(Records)
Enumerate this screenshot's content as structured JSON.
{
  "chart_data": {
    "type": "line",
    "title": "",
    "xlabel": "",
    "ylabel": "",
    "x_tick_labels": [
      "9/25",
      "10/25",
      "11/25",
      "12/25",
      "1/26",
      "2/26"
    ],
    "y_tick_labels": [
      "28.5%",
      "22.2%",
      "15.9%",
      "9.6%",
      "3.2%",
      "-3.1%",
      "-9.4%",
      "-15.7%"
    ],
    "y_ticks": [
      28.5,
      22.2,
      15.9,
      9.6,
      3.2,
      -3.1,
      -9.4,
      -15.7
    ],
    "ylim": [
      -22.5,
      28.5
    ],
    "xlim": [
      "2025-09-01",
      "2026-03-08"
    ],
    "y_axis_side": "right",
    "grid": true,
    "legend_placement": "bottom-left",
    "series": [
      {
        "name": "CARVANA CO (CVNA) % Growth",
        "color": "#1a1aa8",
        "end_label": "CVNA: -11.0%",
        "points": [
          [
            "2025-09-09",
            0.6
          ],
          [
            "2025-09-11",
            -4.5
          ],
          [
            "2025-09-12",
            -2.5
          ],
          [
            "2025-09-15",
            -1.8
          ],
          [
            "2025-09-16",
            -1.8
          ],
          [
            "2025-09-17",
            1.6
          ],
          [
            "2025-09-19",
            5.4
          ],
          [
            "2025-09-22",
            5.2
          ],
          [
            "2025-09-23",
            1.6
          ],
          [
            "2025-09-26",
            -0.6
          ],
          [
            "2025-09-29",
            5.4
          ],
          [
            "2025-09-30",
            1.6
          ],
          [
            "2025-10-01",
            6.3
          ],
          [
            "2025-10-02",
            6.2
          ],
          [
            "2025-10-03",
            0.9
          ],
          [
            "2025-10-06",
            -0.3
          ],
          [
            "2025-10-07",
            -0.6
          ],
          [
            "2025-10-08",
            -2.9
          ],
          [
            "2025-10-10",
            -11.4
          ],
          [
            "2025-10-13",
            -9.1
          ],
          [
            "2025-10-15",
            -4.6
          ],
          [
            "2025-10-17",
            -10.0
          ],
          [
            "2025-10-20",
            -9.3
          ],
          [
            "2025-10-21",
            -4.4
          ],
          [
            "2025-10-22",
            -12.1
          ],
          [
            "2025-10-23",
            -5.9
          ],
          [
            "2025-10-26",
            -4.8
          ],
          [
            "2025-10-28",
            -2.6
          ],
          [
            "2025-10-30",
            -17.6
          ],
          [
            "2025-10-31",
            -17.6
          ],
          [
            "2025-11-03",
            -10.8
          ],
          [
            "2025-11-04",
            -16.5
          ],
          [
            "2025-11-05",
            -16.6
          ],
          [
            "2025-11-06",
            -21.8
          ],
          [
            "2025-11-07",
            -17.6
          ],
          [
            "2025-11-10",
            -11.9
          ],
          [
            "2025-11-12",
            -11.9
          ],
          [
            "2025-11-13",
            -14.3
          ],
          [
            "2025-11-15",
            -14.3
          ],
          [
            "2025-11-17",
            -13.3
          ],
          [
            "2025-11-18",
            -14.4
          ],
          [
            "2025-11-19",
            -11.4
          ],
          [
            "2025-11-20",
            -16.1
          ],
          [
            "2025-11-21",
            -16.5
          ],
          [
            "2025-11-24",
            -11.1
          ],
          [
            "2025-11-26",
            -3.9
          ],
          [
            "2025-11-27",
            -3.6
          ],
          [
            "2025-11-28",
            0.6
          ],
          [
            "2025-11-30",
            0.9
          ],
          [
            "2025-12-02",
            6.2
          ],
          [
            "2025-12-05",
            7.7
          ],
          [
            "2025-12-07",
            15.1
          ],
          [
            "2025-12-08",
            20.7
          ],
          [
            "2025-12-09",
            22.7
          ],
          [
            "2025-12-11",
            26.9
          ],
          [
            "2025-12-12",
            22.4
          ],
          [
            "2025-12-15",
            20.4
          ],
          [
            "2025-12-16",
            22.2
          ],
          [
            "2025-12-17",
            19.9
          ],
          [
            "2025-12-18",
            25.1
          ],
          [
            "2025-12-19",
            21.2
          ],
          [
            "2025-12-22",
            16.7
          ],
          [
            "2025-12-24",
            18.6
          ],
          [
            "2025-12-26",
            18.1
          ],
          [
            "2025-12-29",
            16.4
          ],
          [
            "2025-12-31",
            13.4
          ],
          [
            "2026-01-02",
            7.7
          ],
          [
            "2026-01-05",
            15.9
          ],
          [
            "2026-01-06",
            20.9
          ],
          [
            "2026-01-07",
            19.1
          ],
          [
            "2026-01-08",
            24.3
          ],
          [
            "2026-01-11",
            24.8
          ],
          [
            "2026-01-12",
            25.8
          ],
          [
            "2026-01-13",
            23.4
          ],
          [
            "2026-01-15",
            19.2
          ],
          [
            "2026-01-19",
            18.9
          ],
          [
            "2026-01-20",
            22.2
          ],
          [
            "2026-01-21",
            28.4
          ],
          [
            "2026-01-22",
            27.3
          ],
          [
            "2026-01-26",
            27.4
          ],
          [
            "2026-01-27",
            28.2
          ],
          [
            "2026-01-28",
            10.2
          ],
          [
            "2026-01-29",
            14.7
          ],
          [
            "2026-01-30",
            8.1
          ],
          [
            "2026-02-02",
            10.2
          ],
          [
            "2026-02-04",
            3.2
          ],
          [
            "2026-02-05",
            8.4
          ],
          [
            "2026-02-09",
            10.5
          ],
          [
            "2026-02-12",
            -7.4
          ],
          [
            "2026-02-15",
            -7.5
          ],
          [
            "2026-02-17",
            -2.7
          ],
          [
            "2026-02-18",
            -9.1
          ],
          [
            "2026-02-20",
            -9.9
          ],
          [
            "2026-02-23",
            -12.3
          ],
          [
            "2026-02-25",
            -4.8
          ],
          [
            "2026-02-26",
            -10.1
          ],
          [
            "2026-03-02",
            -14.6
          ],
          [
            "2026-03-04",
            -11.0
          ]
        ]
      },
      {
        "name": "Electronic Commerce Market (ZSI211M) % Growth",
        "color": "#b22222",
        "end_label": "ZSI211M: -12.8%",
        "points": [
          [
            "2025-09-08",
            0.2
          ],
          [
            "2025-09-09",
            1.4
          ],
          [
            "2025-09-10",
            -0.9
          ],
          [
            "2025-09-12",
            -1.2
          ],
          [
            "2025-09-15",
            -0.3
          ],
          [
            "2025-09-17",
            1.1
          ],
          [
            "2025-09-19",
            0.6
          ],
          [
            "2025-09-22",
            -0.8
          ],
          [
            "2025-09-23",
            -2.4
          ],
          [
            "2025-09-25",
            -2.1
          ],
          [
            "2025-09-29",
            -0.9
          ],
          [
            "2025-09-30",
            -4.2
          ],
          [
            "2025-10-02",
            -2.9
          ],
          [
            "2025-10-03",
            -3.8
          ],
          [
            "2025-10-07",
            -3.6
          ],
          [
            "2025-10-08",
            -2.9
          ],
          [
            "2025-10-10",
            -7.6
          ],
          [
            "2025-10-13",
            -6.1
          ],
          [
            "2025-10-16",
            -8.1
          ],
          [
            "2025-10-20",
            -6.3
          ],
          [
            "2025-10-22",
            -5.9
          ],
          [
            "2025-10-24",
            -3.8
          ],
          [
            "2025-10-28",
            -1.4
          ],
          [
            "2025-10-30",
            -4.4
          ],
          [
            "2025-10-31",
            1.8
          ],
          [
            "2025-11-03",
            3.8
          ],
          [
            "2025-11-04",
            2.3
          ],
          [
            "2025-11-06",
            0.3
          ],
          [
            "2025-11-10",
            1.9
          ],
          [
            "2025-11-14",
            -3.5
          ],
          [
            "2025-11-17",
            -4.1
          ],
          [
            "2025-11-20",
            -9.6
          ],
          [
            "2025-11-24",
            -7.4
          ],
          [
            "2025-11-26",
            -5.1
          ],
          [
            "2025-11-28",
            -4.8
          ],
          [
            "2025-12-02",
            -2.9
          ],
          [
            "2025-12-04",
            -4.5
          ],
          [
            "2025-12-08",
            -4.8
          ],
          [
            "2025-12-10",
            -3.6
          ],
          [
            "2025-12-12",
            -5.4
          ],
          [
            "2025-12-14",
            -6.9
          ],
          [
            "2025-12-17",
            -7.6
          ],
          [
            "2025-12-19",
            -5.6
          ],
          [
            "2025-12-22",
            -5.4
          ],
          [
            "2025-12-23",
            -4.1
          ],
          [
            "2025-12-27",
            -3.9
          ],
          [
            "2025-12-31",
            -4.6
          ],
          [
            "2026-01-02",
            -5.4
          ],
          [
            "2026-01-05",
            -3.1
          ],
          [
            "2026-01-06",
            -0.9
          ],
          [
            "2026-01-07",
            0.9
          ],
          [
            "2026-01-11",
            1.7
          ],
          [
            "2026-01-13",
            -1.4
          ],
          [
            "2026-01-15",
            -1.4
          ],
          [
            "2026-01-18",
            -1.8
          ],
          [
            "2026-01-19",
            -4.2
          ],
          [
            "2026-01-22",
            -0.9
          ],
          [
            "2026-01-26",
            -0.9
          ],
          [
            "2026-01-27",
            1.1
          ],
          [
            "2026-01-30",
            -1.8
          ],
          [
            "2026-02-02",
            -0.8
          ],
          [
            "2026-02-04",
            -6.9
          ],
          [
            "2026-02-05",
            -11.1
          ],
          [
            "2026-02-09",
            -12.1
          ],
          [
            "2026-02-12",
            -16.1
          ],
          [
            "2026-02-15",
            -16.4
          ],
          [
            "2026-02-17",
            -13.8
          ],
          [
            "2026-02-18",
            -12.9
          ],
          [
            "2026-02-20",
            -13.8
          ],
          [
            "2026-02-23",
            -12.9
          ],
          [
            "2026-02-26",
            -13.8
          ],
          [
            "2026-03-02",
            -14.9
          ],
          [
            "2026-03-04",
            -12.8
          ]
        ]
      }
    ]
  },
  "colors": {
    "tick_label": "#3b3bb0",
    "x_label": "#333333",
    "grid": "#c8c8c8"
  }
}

Task statement: Going over the lines above, work out how many include "CVNA", then give only that number.

Solution for this exercise: 2